■ GOAL ■
Below is a listing; write it out exactly and drop any images from it.

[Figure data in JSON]
┌──
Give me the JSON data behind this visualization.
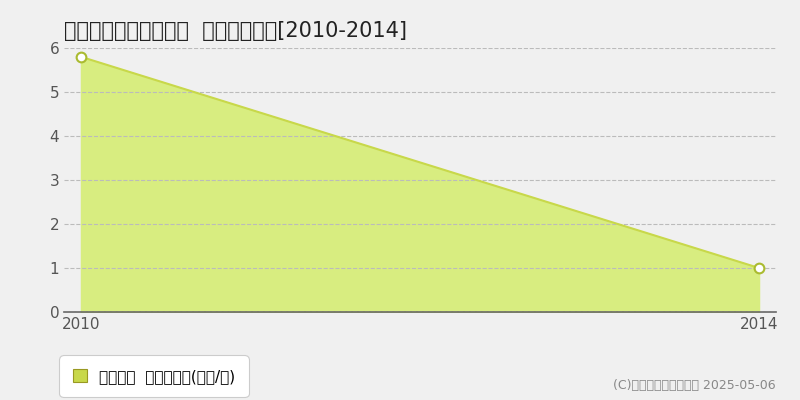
{
  "title": "岡山市東区瀬戸町大内  土地価格推移[2010-2014]",
  "x_values": [
    2010,
    2014
  ],
  "y_values": [
    5.8,
    1.0
  ],
  "xlim": [
    2010,
    2014
  ],
  "ylim": [
    0,
    6
  ],
  "yticks": [
    0,
    1,
    2,
    3,
    4,
    5,
    6
  ],
  "xticks": [
    2010,
    2014
  ],
  "line_color": "#c8d84a",
  "fill_color": "#d8ed80",
  "fill_alpha": 1.0,
  "marker_face_color": "#ffffff",
  "marker_edge_color": "#aabb30",
  "bg_color": "#f0f0f0",
  "plot_bg_color": "#f0f0f0",
  "grid_color": "#bbbbbb",
  "legend_label": "土地価格  平均坪単価(万円/坪)",
  "legend_square_color": "#c8d84a",
  "copyright_text": "(C)土地価格ドットコム 2025-05-06",
  "title_fontsize": 15,
  "tick_fontsize": 11,
  "legend_fontsize": 11,
  "copyright_fontsize": 9,
  "axis_color": "#666666",
  "tick_color": "#555555"
}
└──
■ ANSWER TO THE TASK ■
Give me the JSON data behind this visualization.
{
  "title": "岡山市東区瀬戸町大内  土地価格推移[2010-2014]",
  "x_values": [
    2010,
    2014
  ],
  "y_values": [
    5.8,
    1.0
  ],
  "xlim": [
    2010,
    2014
  ],
  "ylim": [
    0,
    6
  ],
  "yticks": [
    0,
    1,
    2,
    3,
    4,
    5,
    6
  ],
  "xticks": [
    2010,
    2014
  ],
  "line_color": "#c8d84a",
  "fill_color": "#d8ed80",
  "fill_alpha": 1.0,
  "marker_face_color": "#ffffff",
  "marker_edge_color": "#aabb30",
  "bg_color": "#f0f0f0",
  "plot_bg_color": "#f0f0f0",
  "grid_color": "#bbbbbb",
  "legend_label": "土地価格  平均坪単価(万円/坪)",
  "legend_square_color": "#c8d84a",
  "copyright_text": "(C)土地価格ドットコム 2025-05-06",
  "title_fontsize": 15,
  "tick_fontsize": 11,
  "legend_fontsize": 11,
  "copyright_fontsize": 9,
  "axis_color": "#666666",
  "tick_color": "#555555"
}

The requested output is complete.